What needs to be done> Look through the listing and locate every line containing the word "nmaterial"; copy those lines.

— START OF Records —

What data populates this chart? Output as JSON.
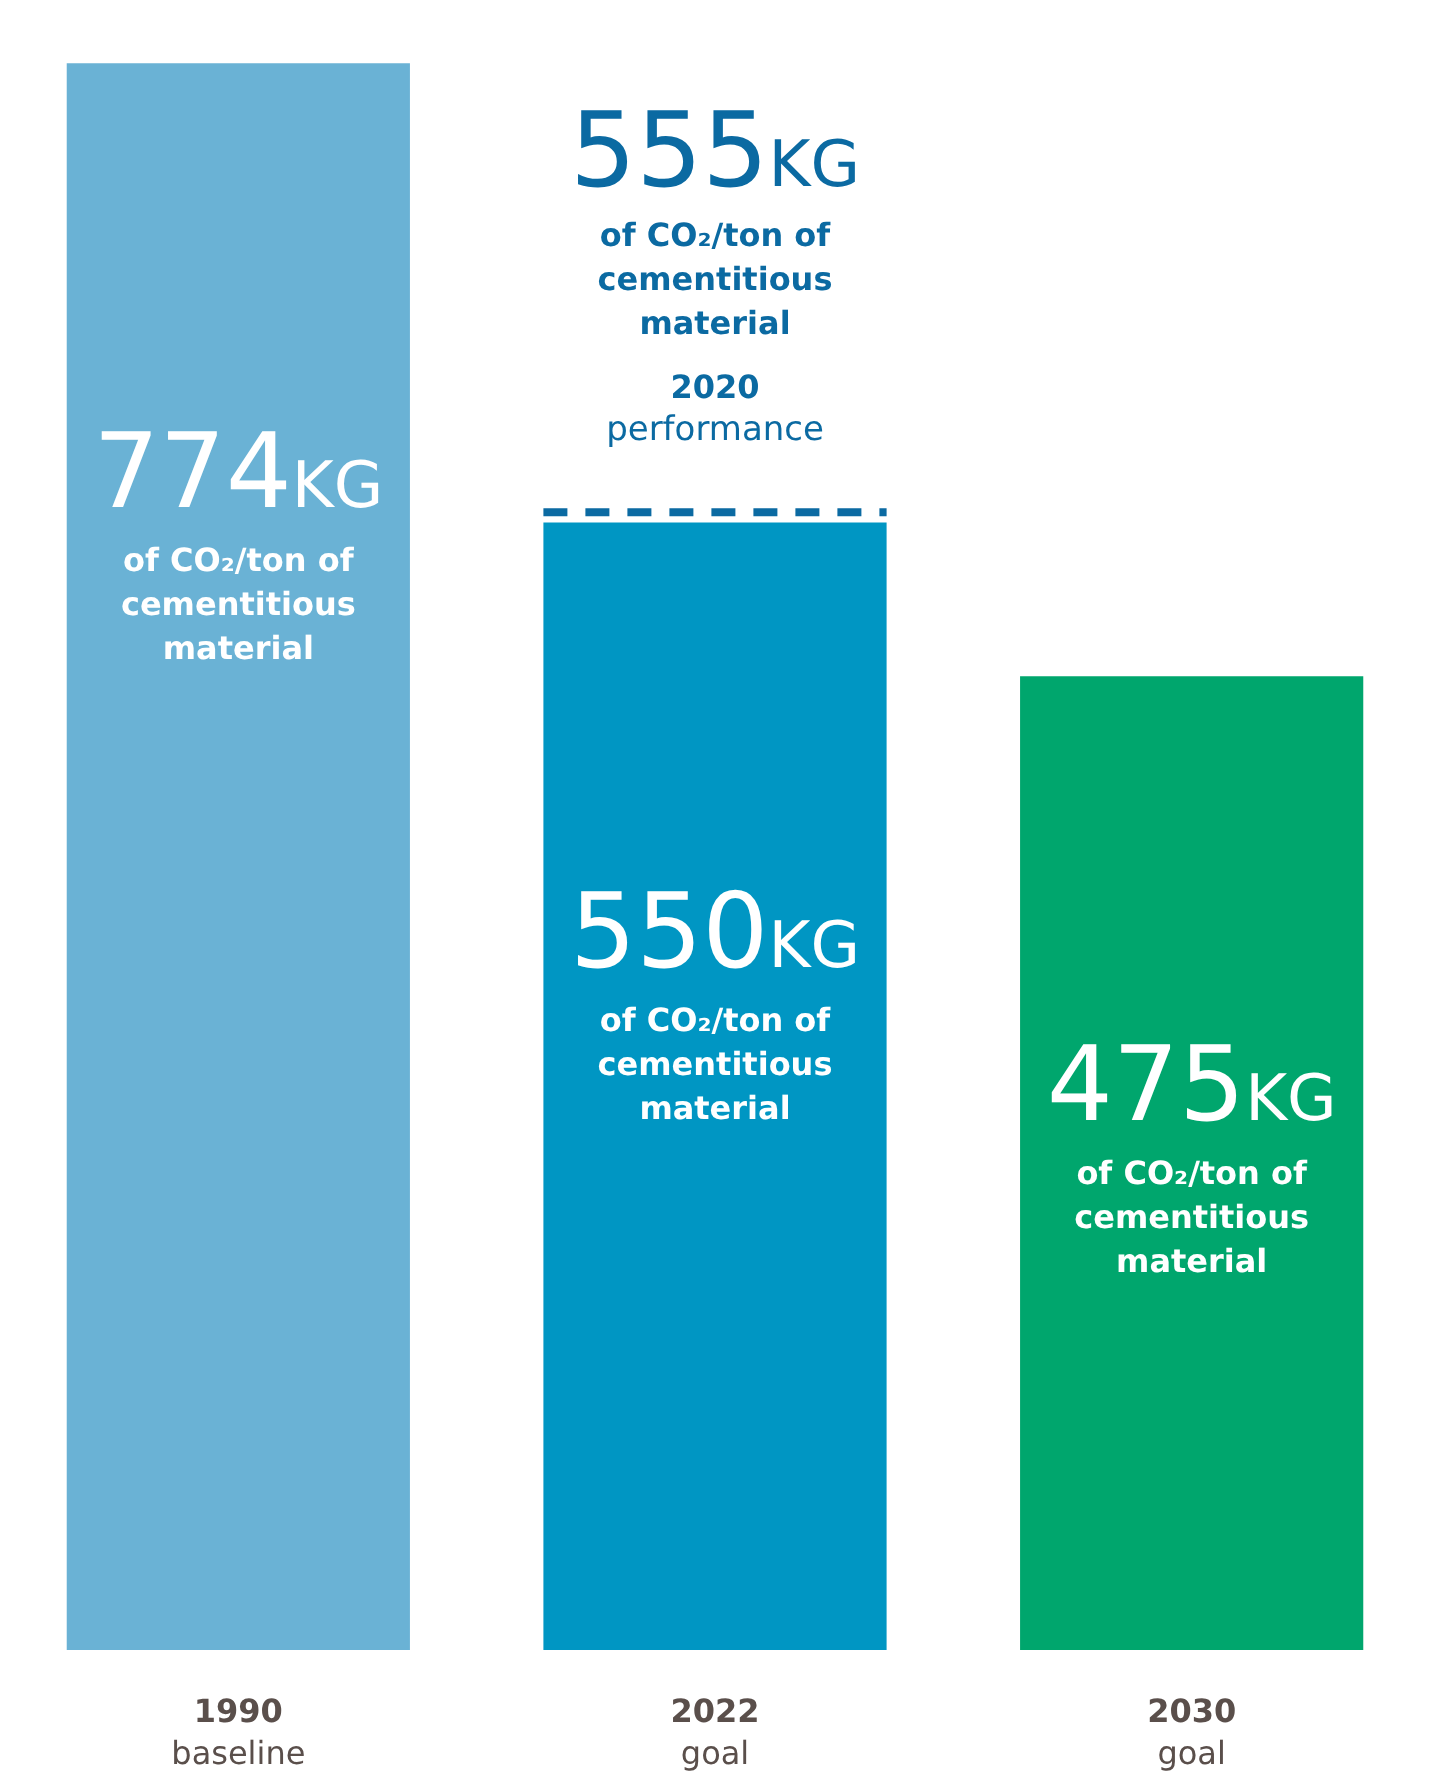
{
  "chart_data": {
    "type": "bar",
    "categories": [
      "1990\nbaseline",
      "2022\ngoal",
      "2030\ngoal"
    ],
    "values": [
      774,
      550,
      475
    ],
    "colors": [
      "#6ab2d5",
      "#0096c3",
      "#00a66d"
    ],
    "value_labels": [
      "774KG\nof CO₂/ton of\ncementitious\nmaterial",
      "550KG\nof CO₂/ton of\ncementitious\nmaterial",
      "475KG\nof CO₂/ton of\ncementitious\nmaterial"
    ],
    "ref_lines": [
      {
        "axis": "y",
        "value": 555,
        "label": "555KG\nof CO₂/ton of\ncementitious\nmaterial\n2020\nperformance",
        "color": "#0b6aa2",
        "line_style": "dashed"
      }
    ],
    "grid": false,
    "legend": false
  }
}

— END OF Records —

Response>
      "774KG\nof CO₂/ton of\ncementitious\nmaterial",
      "550KG\nof CO₂/ton of\ncementitious\nmaterial",
      "475KG\nof CO₂/ton of\ncementitious\nmaterial"
        "label": "555KG\nof CO₂/ton of\ncementitious\nmaterial\n2020\nperformance",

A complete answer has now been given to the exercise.